* **WHAT THE TASK REQUIRES**
Identify each line in the records below that contains the word "وليس", and copy it.

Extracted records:

————————

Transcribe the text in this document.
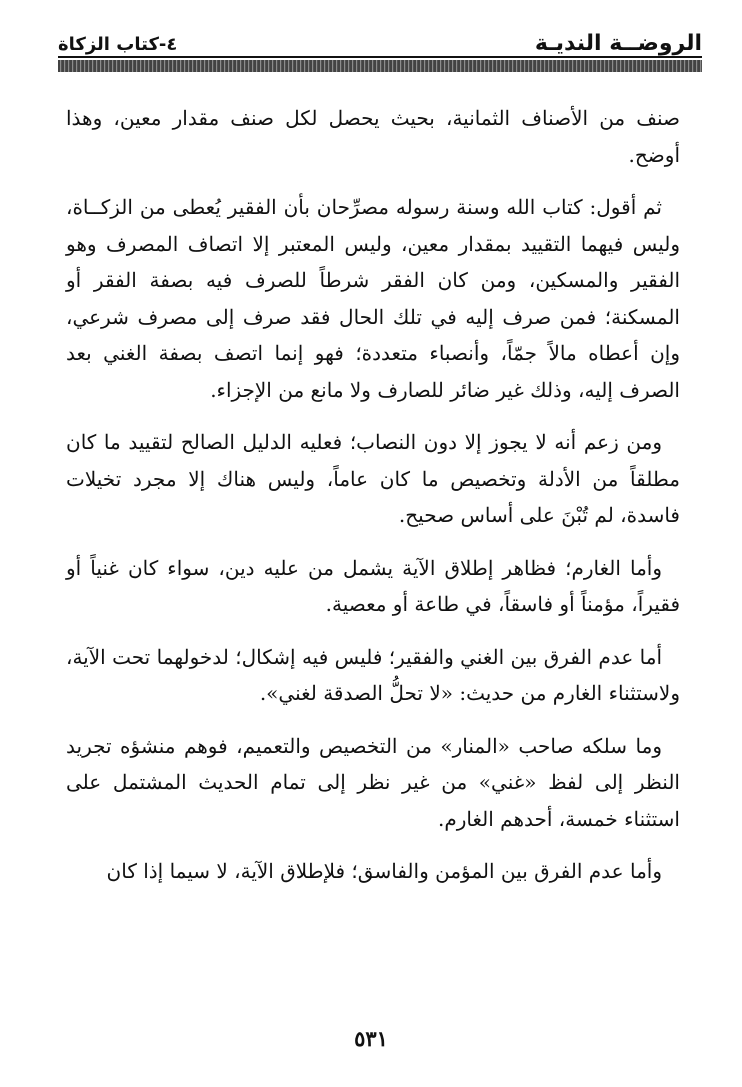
الروضــة النديـة
٤-كتاب الزكاة

صنف من الأصناف الثمانية، بحيث يحصل لكل صنف مقدار معين، وهذا أوضح.

ثم أقول: كتاب الله وسنة رسوله مصرِّحان بأن الفقير يُعطى من الزكــاة، وليس فيهما التقييد بمقدار معين، وليس المعتبر إلا اتصاف المصرف وهو الفقير والمسكين، ومن كان الفقر شرطاً للصرف فيه بصفة الفقر أو المسكنة؛ فمن صرف إليه في تلك الحال فقد صرف إلى مصرف شرعي، وإن أعطاه مالاً جمّاً، وأنصباء متعددة؛ فهو إنما اتصف بصفة الغني بعد الصرف إليه، وذلك غير ضائر للصارف ولا مانع من الإجزاء.

ومن زعم أنه لا يجوز إلا دون النصاب؛ فعليه الدليل الصالح لتقييد ما كان مطلقاً من الأدلة وتخصيص ما كان عاماً، وليس هناك إلا مجرد تخيلات فاسدة، لم تُبْنَ على أساس صحيح.

وأما الغارم؛ فظاهر إطلاق الآية يشمل من عليه دين، سواء كان غنياً أو فقيراً، مؤمناً أو فاسقاً، في طاعة أو معصية.

أما عدم الفرق بين الغني والفقير؛ فليس فيه إشكال؛ لدخولهما تحت الآية، ولاستثناء الغارم من حديث: «لا تحلُّ الصدقة لغني».

وما سلكه صاحب «المنار» من التخصيص والتعميم، فوهم منشؤه تجريد النظر إلى لفظ «غني» من غير نظر إلى تمام الحديث المشتمل على استثناء خمسة، أحدهم الغارم.

وأما عدم الفرق بين المؤمن والفاسق؛ فلإطلاق الآية، لا سيما إذا كان

٥٣١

————————

* **OUTPUT**
ثم أقول: كتاب الله وسنة رسوله مصرِّحان بأن الفقير يُعطى من الزكــاة، وليس فيهما التقييد بمقدار معين، وليس المعتبر إلا اتصاف المصرف وهو الفقير والمسكين، ومن كان الفقر شرطاً للصرف فيه بصفة الفقر أو المسكنة؛ فمن صرف إليه في تلك الحال فقد صرف إلى مصرف شرعي، وإن أعطاه مالاً جمّاً، وأنصباء متعددة؛ فهو إنما اتصف بصفة الغني بعد الصرف إليه، وذلك غير ضائر للصارف ولا مانع من الإجزاء.
ومن زعم أنه لا يجوز إلا دون النصاب؛ فعليه الدليل الصالح لتقييد ما كان مطلقاً من الأدلة وتخصيص ما كان عاماً، وليس هناك إلا مجرد تخيلات فاسدة، لم تُبْنَ على أساس صحيح.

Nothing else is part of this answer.